Tally the lines containing the word "that" and give the total alone.

### Provided entries
(begin)

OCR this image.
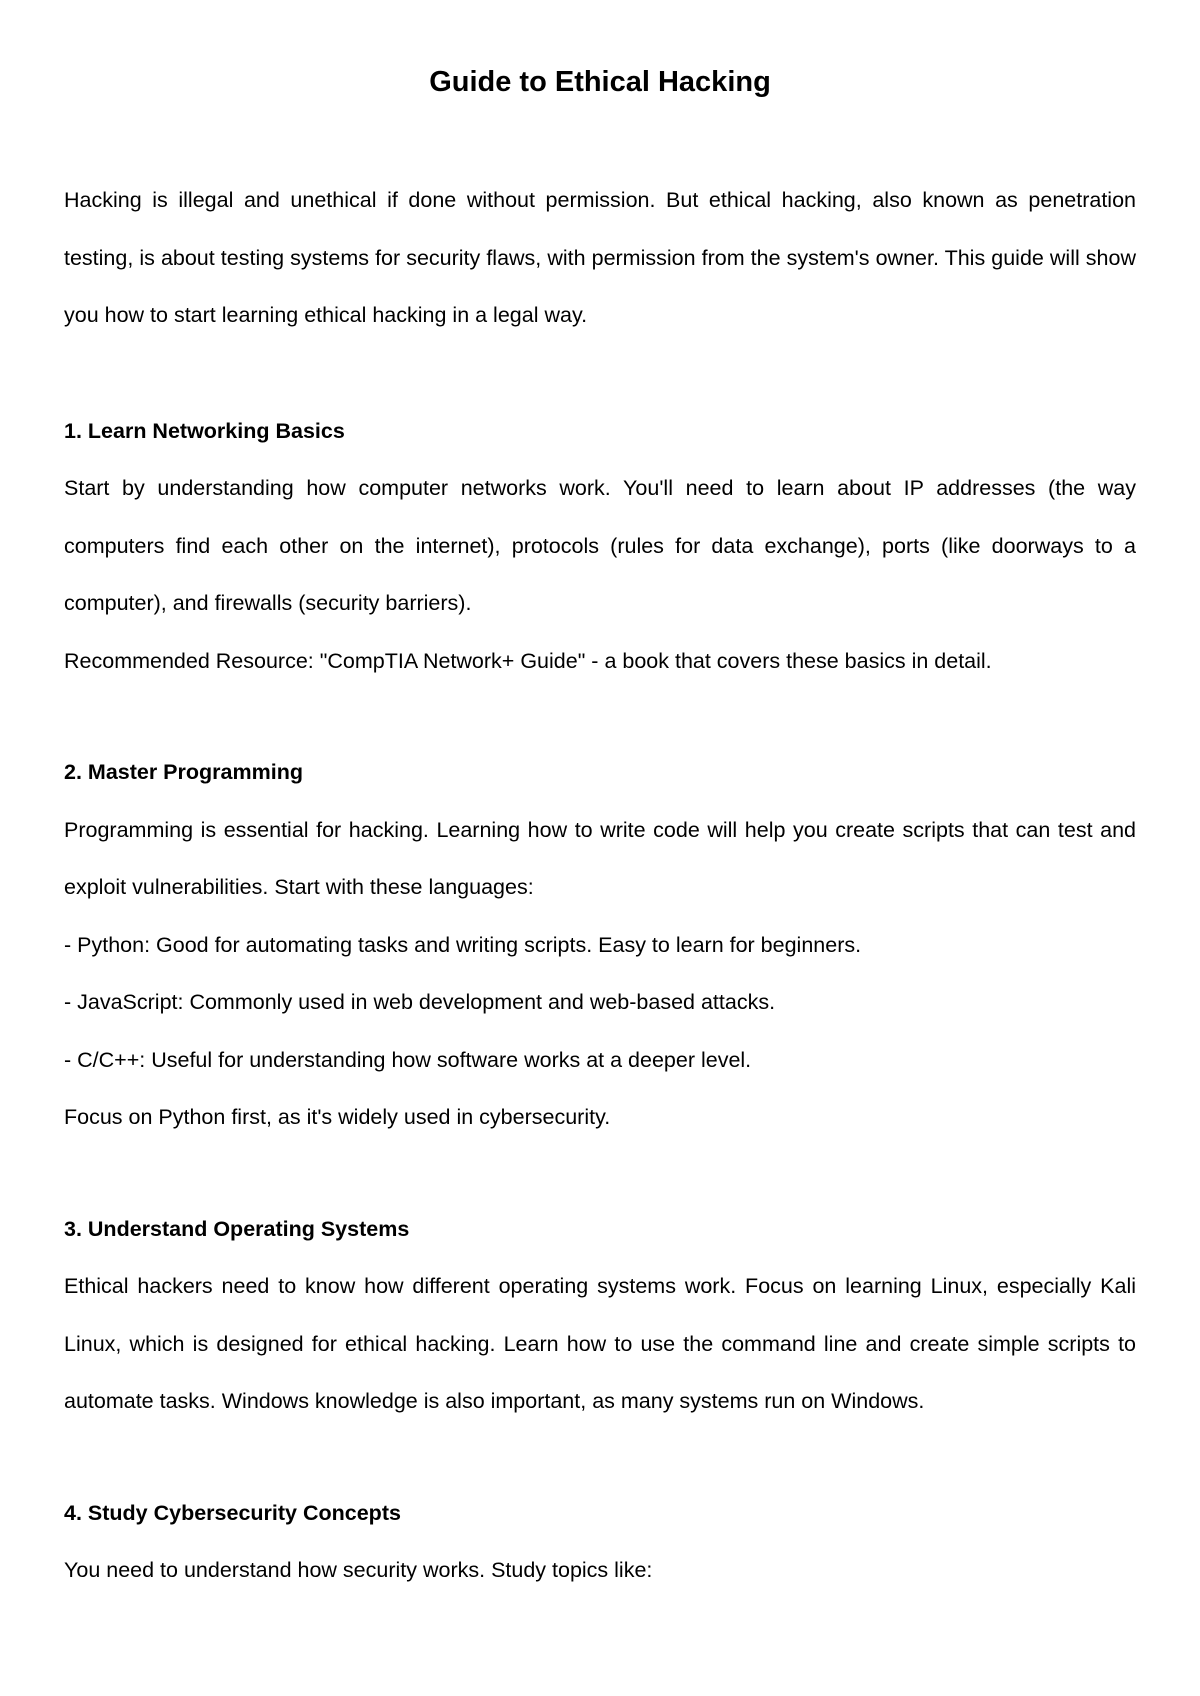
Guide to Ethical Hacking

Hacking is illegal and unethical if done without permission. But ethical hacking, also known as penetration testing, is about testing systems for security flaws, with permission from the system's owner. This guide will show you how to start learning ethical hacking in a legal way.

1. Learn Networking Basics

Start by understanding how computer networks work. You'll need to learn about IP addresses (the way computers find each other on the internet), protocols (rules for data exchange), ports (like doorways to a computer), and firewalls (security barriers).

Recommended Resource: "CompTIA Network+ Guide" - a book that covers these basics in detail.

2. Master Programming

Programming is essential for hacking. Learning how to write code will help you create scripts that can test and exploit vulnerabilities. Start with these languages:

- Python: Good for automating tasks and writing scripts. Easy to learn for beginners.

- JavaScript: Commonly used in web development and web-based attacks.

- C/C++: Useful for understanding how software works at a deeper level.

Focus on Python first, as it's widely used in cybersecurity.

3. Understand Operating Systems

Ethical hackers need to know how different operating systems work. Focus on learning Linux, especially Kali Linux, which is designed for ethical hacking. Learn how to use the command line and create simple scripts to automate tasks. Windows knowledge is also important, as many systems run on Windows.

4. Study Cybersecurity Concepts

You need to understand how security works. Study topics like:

(end)
(begin)

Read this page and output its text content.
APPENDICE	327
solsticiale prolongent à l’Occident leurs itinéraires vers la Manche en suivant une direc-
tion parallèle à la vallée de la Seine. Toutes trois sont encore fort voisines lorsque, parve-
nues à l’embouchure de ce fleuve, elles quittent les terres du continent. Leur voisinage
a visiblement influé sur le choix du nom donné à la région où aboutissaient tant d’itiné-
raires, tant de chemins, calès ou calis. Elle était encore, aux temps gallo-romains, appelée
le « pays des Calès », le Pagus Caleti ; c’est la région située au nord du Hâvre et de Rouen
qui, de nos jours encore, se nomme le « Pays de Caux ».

(end)

### Result of this task
2